**DOCUMENT SOURCE**
# probleme cable av sur télé : écran noir & blanc



## Membre supprimé 2 (21 Septembre 2002)

Voilà, j'ai un ibook acheté fin juillet et j'ai donc acheté l'adaptateur qui se place sur la sortie video afin de sortir l'image sur ma télé. Jusque là c'est assez classique. 

L'écran de mon ibook s'affiche bien sur la télé mais problème : en noir &amp; blanc (attention: ma télé est récente). Je me suis alors dit que le problème vient du fait que j'ai foiré la configuration en PAL. Alors j'ai tenté d'aller faire joujou dans mon panneau de configuration.

Config du Colorsync :
Entrée : RVB
Afficher : LCD
Sortie : Pal/Ntsc
Epreuve : RVB

Ensuite je vais dans moniteur et je fais une detection. Là j'ai du panneaux de configurations : &amp; pour le LCD et l'autre pour le PAL/NTSC.

Mais j'ai deux problemes :

1. Quand je change la résolution du PAL, la résolution des deux écrans changent.
2. Quand dans "moniteur" je vais sur l'onglet "Couleur" du PAL et que j'essaye de lui dire de passer en PAL/NTSC, il n'en veut pas. Il reste sur RVB.

Il y a un truc que je capte pas. Quelqu'un peut m'expliquer ? (désolé si on a deja repondu à cette question mais j'ai fait une recherche et je n'ai rien trouvé)

Merci.


----------



## Oizo (21 Septembre 2002)

Le problème vient peut-être de réglages sur ta télé. Sur certaines télés le réglage de la norme vidéo en entrée aux (PAL/SECAM/NTSC) peut se faire manuellement et si ce réglage est sur SECAM l'image sera en noir&amp;blanc, ca m'est déjà arrivé, mais avec une télé pas très récente...


----------



## Membre supprimé 2 (21 Septembre 2002)

Oui mais c'est pas mon cas... elle est recente.
enfin merci quand meme ! /ubbthreads/http://forums.macg.co/vbulletin/images/smiliesold/smile.gif


----------



## ibabar (23 Septembre 2002)

salut!
quel interface utilises-tu pour relier ton ibook à la TV??
si c'est le S-vidéo, ne cherches pas plus loin, ça vient de là...

récente? tout est relatif... la mienne (une sony en plus) a 2 ans et je pensais aussi que c'était un problème de PAL et cie! c'est tout simplement la péritel qui n'est pas compatible S-vidéo
cette compatibilité ne se trouve que sur des modèle un peu haut de gamme (peu de chance sur un 36cm!!)
les indices:
_ soit une entrée directe S-vidéo (en facade, à coté du composite souvent)

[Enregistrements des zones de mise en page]
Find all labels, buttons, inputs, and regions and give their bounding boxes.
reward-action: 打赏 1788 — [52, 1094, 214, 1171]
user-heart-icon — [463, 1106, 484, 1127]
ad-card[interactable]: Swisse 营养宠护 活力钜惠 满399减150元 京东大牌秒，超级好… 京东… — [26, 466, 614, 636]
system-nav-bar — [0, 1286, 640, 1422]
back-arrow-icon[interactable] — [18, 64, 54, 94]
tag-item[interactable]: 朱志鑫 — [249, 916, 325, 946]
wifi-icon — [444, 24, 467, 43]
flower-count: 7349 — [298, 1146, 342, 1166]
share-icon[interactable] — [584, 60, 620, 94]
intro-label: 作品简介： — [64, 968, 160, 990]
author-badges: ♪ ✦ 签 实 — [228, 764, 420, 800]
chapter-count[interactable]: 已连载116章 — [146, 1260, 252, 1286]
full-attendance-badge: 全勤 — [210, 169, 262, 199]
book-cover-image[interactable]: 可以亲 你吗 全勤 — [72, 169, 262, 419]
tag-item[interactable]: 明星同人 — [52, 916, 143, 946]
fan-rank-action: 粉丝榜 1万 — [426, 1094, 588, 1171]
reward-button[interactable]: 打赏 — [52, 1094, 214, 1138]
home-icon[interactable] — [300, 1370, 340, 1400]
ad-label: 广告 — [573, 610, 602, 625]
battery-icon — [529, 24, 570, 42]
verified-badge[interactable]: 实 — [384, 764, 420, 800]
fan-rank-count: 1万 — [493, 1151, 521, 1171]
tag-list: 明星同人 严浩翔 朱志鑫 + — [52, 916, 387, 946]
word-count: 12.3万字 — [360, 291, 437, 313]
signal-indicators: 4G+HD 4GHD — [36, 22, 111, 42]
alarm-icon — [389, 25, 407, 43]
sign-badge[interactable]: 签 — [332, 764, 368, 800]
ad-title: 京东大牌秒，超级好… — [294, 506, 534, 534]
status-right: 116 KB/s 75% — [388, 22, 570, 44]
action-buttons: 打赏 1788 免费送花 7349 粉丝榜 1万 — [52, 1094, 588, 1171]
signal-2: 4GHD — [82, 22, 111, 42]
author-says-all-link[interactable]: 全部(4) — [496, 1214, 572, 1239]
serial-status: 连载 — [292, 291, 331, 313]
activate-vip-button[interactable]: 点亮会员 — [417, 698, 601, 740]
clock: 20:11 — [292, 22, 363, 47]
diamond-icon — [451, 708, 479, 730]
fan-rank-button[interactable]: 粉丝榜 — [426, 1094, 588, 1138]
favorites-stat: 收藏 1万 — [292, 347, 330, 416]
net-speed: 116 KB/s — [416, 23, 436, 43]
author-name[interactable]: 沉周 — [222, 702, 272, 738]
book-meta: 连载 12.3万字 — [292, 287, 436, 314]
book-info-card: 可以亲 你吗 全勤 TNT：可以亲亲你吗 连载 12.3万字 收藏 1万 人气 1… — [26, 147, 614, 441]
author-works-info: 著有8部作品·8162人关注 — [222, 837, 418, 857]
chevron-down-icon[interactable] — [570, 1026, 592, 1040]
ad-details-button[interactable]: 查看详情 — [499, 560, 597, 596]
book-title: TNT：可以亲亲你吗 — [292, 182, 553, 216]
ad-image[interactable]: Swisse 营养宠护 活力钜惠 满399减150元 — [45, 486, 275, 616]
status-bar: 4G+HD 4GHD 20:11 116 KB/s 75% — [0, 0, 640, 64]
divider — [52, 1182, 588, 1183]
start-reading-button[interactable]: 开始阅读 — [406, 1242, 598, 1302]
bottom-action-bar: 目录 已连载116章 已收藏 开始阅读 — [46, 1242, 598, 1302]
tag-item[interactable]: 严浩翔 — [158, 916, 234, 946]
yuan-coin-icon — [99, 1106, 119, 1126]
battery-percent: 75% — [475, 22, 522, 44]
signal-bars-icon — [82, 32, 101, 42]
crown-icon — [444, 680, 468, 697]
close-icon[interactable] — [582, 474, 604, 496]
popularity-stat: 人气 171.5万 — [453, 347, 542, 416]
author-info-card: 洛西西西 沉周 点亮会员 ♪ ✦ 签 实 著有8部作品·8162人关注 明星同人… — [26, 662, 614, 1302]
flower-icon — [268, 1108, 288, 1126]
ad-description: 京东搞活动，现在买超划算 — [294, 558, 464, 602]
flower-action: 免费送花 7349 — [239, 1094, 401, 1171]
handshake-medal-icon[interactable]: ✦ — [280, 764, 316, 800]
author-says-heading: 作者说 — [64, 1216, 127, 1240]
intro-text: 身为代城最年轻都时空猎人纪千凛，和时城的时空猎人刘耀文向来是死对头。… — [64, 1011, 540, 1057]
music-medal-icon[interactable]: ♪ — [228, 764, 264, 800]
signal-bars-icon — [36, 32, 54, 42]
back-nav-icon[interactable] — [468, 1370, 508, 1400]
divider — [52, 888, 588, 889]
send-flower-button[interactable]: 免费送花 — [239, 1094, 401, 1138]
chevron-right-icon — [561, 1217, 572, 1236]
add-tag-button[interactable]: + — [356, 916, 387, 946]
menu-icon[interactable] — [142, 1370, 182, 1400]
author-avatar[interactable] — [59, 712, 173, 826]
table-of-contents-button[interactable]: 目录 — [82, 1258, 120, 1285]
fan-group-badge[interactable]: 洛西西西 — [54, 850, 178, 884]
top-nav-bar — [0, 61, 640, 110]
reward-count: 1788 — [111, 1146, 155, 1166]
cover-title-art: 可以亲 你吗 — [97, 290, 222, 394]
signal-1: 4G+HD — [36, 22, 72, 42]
==
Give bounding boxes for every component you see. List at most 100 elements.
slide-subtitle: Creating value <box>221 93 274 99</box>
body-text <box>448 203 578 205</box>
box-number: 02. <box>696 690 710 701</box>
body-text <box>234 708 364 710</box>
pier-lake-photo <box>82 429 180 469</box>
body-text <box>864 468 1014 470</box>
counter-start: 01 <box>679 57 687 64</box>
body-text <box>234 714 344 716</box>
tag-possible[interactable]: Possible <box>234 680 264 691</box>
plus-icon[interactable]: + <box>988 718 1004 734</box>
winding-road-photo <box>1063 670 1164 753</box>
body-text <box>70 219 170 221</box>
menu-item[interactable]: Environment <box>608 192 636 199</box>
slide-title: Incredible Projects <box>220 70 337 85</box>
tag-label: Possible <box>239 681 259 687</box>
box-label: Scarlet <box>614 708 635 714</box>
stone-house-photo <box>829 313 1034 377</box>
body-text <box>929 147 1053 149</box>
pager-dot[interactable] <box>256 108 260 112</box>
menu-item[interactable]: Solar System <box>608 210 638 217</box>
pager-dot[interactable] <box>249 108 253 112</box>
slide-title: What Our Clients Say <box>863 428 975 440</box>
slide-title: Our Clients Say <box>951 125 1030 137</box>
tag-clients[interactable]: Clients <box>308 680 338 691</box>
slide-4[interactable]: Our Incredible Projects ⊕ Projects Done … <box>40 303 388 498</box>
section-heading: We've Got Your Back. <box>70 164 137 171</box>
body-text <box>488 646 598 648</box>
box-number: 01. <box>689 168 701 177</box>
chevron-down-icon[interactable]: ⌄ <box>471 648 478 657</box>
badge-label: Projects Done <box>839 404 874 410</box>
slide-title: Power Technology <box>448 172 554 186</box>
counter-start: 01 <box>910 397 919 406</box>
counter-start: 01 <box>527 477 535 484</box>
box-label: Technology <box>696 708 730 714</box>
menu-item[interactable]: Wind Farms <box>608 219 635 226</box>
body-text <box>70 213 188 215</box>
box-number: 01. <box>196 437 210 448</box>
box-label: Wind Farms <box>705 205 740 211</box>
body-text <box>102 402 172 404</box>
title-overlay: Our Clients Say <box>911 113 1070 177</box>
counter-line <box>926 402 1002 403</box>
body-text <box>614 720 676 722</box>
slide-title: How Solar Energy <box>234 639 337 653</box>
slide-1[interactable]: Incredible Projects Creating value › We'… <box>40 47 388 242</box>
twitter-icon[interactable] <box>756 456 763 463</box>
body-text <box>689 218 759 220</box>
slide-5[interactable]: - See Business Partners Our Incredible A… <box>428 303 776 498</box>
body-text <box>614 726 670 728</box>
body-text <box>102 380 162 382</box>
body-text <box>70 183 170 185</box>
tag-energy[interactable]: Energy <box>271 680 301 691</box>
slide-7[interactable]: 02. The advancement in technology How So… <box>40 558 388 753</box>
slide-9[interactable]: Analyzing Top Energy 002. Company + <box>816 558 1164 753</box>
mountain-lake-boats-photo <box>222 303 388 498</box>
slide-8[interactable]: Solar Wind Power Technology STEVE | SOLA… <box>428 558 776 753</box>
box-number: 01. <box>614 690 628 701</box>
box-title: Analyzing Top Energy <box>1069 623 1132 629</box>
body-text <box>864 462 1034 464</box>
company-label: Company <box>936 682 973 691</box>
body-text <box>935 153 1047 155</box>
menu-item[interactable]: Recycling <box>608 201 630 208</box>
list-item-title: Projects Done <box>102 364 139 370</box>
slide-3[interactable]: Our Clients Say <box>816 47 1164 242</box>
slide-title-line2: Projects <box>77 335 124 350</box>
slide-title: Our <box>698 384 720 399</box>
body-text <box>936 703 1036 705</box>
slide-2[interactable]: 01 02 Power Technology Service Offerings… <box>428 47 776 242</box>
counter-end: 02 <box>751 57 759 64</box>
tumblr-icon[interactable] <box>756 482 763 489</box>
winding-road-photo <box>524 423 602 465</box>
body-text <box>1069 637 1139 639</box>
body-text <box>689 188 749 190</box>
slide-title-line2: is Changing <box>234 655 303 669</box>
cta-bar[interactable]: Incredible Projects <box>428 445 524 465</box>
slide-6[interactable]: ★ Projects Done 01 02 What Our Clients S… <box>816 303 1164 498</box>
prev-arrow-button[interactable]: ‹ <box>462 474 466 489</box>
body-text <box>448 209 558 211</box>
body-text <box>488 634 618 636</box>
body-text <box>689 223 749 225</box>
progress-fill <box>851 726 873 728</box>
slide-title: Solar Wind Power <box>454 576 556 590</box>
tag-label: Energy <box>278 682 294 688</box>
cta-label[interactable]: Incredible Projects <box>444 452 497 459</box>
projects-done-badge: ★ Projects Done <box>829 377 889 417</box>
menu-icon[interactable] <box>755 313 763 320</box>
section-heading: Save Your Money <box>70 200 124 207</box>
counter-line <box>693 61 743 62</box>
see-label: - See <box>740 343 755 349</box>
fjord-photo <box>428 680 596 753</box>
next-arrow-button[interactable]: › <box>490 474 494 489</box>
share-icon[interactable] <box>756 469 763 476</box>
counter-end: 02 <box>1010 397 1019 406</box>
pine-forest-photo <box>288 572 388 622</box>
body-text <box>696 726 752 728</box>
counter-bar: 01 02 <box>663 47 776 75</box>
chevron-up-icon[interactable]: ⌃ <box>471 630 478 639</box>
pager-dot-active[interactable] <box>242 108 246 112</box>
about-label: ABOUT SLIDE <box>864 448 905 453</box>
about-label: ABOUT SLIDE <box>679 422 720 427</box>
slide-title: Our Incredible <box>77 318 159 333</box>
---
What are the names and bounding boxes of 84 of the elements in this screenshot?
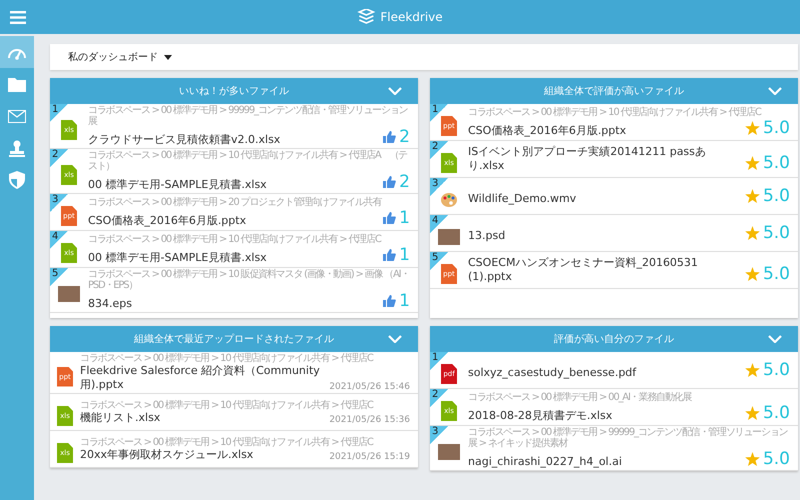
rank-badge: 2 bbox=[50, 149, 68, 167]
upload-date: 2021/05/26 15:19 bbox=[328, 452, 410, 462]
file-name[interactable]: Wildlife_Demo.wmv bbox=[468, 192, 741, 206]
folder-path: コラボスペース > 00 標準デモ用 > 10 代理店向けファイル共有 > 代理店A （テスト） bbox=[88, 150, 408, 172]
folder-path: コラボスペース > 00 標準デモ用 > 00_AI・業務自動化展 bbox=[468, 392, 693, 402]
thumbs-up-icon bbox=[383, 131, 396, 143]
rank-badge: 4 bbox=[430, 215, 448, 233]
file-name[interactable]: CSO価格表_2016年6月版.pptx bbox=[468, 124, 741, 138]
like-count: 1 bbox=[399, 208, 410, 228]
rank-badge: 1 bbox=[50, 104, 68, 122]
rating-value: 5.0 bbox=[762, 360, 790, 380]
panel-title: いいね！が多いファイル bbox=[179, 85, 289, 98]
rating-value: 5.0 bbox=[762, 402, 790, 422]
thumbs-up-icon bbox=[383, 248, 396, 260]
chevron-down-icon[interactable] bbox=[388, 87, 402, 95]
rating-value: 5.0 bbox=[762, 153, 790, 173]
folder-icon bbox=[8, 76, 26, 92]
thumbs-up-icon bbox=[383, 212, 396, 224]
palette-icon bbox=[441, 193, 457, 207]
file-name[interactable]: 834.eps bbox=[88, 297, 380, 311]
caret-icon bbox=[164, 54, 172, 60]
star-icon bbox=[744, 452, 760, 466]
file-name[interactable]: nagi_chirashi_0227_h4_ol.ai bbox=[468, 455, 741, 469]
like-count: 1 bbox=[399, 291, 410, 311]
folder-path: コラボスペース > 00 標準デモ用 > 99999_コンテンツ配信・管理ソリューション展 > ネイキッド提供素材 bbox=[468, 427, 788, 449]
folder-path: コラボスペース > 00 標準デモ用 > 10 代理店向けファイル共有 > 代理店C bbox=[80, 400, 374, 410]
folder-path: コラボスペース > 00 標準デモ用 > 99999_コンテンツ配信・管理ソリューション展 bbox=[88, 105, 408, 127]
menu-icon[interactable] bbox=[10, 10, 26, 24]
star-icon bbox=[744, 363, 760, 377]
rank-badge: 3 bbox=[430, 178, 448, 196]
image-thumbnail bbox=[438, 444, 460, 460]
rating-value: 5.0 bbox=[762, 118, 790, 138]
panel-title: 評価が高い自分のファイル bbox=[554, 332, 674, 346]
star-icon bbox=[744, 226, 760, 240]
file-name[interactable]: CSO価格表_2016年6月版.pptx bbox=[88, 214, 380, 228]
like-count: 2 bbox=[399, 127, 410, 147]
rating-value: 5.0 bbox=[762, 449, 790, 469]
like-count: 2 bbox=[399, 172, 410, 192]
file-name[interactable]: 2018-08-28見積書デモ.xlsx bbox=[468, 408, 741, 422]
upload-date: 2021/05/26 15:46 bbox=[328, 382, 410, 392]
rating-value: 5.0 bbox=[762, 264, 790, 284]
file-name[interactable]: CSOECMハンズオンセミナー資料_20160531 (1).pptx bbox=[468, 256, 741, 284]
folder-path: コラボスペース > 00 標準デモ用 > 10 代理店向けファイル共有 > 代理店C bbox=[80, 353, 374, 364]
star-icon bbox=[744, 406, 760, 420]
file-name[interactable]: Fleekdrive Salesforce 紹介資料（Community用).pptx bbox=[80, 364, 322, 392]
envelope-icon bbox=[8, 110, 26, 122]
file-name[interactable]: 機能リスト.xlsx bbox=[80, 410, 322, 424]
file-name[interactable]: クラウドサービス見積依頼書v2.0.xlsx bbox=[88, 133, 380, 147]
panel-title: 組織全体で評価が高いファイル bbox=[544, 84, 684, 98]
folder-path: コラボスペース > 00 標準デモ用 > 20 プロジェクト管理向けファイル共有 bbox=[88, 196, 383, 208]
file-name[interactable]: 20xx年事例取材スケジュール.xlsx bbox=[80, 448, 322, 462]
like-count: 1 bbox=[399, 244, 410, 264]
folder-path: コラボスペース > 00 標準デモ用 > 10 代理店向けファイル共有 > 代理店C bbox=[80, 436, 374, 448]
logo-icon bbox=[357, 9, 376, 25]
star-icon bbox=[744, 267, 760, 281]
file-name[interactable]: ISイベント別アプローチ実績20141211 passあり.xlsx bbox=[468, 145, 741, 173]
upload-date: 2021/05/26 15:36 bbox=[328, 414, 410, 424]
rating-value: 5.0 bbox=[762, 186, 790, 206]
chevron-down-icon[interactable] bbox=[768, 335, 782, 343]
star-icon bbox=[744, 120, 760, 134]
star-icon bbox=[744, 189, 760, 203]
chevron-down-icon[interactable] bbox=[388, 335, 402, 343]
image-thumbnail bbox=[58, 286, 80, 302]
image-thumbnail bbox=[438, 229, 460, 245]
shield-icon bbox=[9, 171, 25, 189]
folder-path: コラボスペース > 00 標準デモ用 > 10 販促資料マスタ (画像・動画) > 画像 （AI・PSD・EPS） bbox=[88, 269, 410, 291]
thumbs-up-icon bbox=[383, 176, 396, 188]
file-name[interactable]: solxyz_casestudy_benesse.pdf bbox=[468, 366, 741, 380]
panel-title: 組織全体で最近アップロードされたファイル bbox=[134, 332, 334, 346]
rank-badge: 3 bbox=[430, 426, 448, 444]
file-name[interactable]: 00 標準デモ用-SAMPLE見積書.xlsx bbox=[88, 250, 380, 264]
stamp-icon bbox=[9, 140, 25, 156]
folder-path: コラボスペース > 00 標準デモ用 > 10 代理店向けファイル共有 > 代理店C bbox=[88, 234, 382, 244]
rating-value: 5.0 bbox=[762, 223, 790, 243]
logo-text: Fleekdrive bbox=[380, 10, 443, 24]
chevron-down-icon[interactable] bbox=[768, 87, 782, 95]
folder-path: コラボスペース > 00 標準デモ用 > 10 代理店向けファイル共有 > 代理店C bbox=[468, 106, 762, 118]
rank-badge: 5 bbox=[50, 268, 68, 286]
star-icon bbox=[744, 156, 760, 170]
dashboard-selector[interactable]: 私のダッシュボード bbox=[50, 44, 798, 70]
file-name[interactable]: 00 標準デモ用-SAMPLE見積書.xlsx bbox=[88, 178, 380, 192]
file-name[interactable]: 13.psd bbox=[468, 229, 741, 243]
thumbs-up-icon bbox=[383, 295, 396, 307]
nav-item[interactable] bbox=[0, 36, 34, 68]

**CONSIGNE ÉCRITE**
Pour chaque affirmation, dites si elle concorde avec le document source, en répondant par oui ou par non et en citant exactement les mots décisifs du document source. (a) Oizo a déjà obtenu une image en noir et blanc avec une télé pas très récente. (b) Quand l'auteur du premier message change la résolution du PAL, seule la résolution de la télé change. (c) La télé d'ibabar a cinq ans.

**LE CORRIGÉ**
(a) Oui : « ca m'est déjà arrivé, mais avec une télé pas très récente ».
(b) Non : « Quand je change la résolution du PAL, la résolution des deux écrans changent. »
(c) Non : « la mienne (une sony en plus) a 2 ans ».